**Exercise brief:** Reproduce every line of the material below, but drop the pictures.

**Dataset content:**
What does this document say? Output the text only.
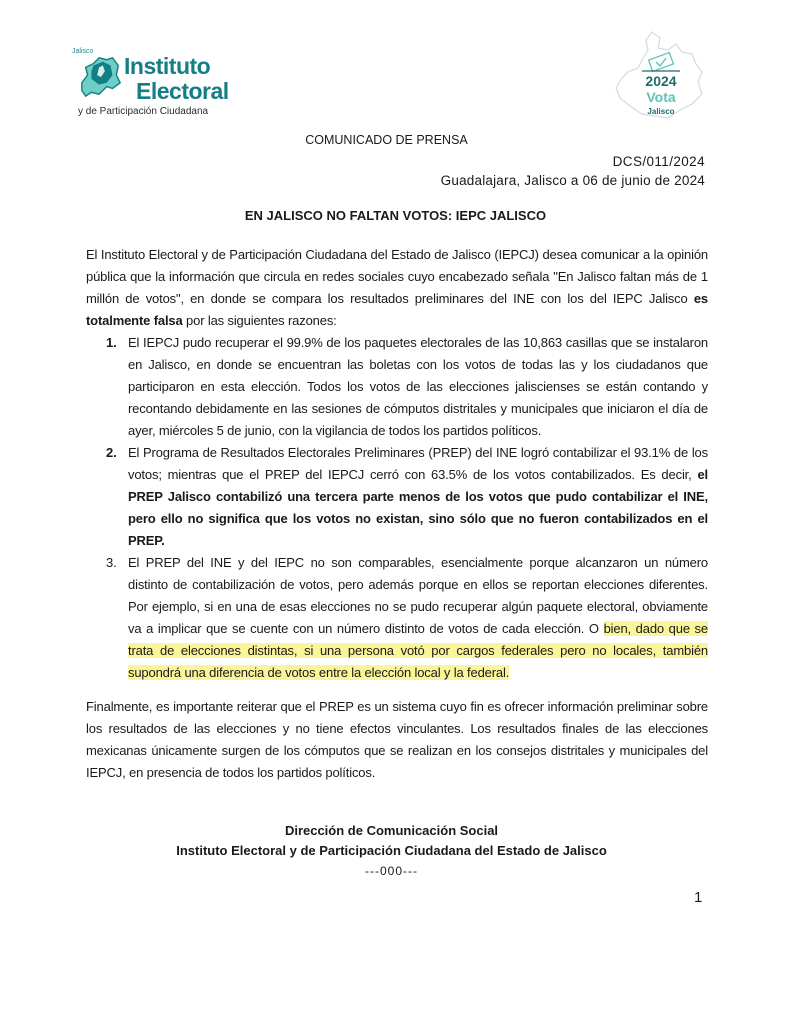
Jalisco
Instituto
Electoral
y de Participación Ciudadana
2024
Vota
Jalisco
COMUNICADO DE PRENSA
DCS/011/2024
Guadalajara, Jalisco a 06 de junio de 2024
EN JALISCO NO FALTAN VOTOS: IEPC JALISCO

El Instituto Electoral y de Participación Ciudadana del Estado de Jalisco (IEPCJ) desea comunicar a la opinión pública que la información que circula en redes sociales cuyo encabezado señala "En Jalisco faltan más de 1 millón de votos", en donde se compara los resultados preliminares del INE con los del IEPC Jalisco es totalmente falsa por las siguientes razones:

1. El IEPCJ pudo recuperar el 99.9% de los paquetes electorales de las 10,863 casillas que se instalaron en Jalisco, en donde se encuentran las boletas con los votos de todas las y los ciudadanos que participaron en esta elección. Todos los votos de las elecciones jaliscienses se están contando y recontando debidamente en las sesiones de cómputos distritales y municipales que iniciaron el día de ayer, miércoles 5 de junio, con la vigilancia de todos los partidos políticos.
2. El Programa de Resultados Electorales Preliminares (PREP) del INE logró contabilizar el 93.1% de los votos; mientras que el PREP del IEPCJ cerró con 63.5% de los votos contabilizados. Es decir, el PREP Jalisco contabilizó una tercera parte menos de los votos que pudo contabilizar el INE, pero ello no significa que los votos no existan, sino sólo que no fueron contabilizados en el PREP.
3. El PREP del INE y del IEPC no son comparables, esencialmente porque alcanzaron un número distinto de contabilización de votos, pero además porque en ellos se reportan elecciones diferentes. Por ejemplo, si en una de esas elecciones no se pudo recuperar algún paquete electoral, obviamente va a implicar que se cuente con un número distinto de votos de cada elección. O bien, dado que se trata de elecciones distintas, si una persona votó por cargos federales pero no locales, también supondrá una diferencia de votos entre la elección local y la federal.

Finalmente, es importante reiterar que el PREP es un sistema cuyo fin es ofrecer información preliminar sobre los resultados de las elecciones y no tiene efectos vinculantes. Los resultados finales de las elecciones mexicanas únicamente surgen de los cómputos que se realizan en los consejos distritales y municipales del IEPCJ, en presencia de todos los partidos políticos.

Dirección de Comunicación Social
Instituto Electoral y de Participación Ciudadana del Estado de Jalisco
---000---
1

**Written answer:**
What does this document say? Output the text only.
Jalisco
Instituto
Electoral
y de Participación Ciudadana
2024
Vota
Jalisco
COMUNICADO DE PRENSA
DCS/011/2024
Guadalajara, Jalisco a 06 de junio de 2024
EN JALISCO NO FALTAN VOTOS: IEPC JALISCO

El Instituto Electoral y de Participación Ciudadana del Estado de Jalisco (IEPCJ) desea comunicar a la opinión pública que la información que circula en redes sociales cuyo encabezado señala "En Jalisco faltan más de 1 millón de votos", en donde se compara los resultados preliminares del INE con los del IEPC Jalisco es totalmente falsa por las siguientes razones:

1. El IEPCJ pudo recuperar el 99.9% de los paquetes electorales de las 10,863 casillas que se instalaron en Jalisco, en donde se encuentran las boletas con los votos de todas las y los ciudadanos que participaron en esta elección. Todos los votos de las elecciones jaliscienses se están contando y recontando debidamente en las sesiones de cómputos distritales y municipales que iniciaron el día de ayer, miércoles 5 de junio, con la vigilancia de todos los partidos políticos.
2. El Programa de Resultados Electorales Preliminares (PREP) del INE logró contabilizar el 93.1% de los votos; mientras que el PREP del IEPCJ cerró con 63.5% de los votos contabilizados. Es decir, el PREP Jalisco contabilizó una tercera parte menos de los votos que pudo contabilizar el INE, pero ello no significa que los votos no existan, sino sólo que no fueron contabilizados en el PREP.
3. El PREP del INE y del IEPC no son comparables, esencialmente porque alcanzaron un número distinto de contabilización de votos, pero además porque en ellos se reportan elecciones diferentes. Por ejemplo, si en una de esas elecciones no se pudo recuperar algún paquete electoral, obviamente va a implicar que se cuente con un número distinto de votos de cada elección. O bien, dado que se trata de elecciones distintas, si una persona votó por cargos federales pero no locales, también supondrá una diferencia de votos entre la elección local y la federal.

Finalmente, es importante reiterar que el PREP es un sistema cuyo fin es ofrecer información preliminar sobre los resultados de las elecciones y no tiene efectos vinculantes. Los resultados finales de las elecciones mexicanas únicamente surgen de los cómputos que se realizan en los consejos distritales y municipales del IEPCJ, en presencia de todos los partidos políticos.

Dirección de Comunicación Social
Instituto Electoral y de Participación Ciudadana del Estado de Jalisco
---000---
1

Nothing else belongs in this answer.